** Begin DATA FOR PROCESSING **

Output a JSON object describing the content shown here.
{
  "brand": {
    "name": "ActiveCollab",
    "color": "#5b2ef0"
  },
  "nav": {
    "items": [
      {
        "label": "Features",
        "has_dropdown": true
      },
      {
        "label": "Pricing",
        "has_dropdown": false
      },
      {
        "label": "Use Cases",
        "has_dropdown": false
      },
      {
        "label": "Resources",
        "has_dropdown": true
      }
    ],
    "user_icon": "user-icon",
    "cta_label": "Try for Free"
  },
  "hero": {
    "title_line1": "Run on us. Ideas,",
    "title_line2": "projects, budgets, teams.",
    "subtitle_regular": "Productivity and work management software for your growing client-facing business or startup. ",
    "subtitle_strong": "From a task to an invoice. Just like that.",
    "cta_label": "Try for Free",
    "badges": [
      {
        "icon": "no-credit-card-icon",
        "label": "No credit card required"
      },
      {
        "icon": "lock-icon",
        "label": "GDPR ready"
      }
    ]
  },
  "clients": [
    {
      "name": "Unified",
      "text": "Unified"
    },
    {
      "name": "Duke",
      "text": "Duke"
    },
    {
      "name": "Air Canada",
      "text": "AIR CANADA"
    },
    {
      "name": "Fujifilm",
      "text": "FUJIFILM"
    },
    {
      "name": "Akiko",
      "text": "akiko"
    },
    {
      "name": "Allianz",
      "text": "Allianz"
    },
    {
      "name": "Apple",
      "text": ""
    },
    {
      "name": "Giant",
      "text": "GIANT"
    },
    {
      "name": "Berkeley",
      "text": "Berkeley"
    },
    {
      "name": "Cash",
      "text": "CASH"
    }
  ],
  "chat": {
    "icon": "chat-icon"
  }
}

** End DATA FOR PROCESSING **

_WHAT IS REQUIRED_: All entries must be repeated verbatim.

_RIGHT ANSWER_:
Output a JSON object describing the content shown here.
{
  "brand": {
    "name": "ActiveCollab",
    "color": "#5b2ef0"
  },
  "nav": {
    "items": [
      {
        "label": "Features",
        "has_dropdown": true
      },
      {
        "label": "Pricing",
        "has_dropdown": false
      },
      {
        "label": "Use Cases",
        "has_dropdown": false
      },
      {
        "label": "Resources",
        "has_dropdown": true
      }
    ],
    "user_icon": "user-icon",
    "cta_label": "Try for Free"
  },
  "hero": {
    "title_line1": "Run on us. Ideas,",
    "title_line2": "projects, budgets, teams.",
    "subtitle_regular": "Productivity and work management software for your growing client-facing business or startup. ",
    "subtitle_strong": "From a task to an invoice. Just like that.",
    "cta_label": "Try for Free",
    "badges": [
      {
        "icon": "no-credit-card-icon",
        "label": "No credit card required"
      },
      {
        "icon": "lock-icon",
        "label": "GDPR ready"
      }
    ]
  },
  "clients": [
    {
      "name": "Unified",
      "text": "Unified"
    },
    {
      "name": "Duke",
      "text": "Duke"
    },
    {
      "name": "Air Canada",
      "text": "AIR CANADA"
    },
    {
      "name": "Fujifilm",
      "text": "FUJIFILM"
    },
    {
      "name": "Akiko",
      "text": "akiko"
    },
    {
      "name": "Allianz",
      "text": "Allianz"
    },
    {
      "name": "Apple",
      "text": ""
    },
    {
      "name": "Giant",
      "text": "GIANT"
    },
    {
      "name": "Berkeley",
      "text": "Berkeley"
    },
    {
      "name": "Cash",
      "text": "CASH"
    }
  ],
  "chat": {
    "icon": "chat-icon"
  }
}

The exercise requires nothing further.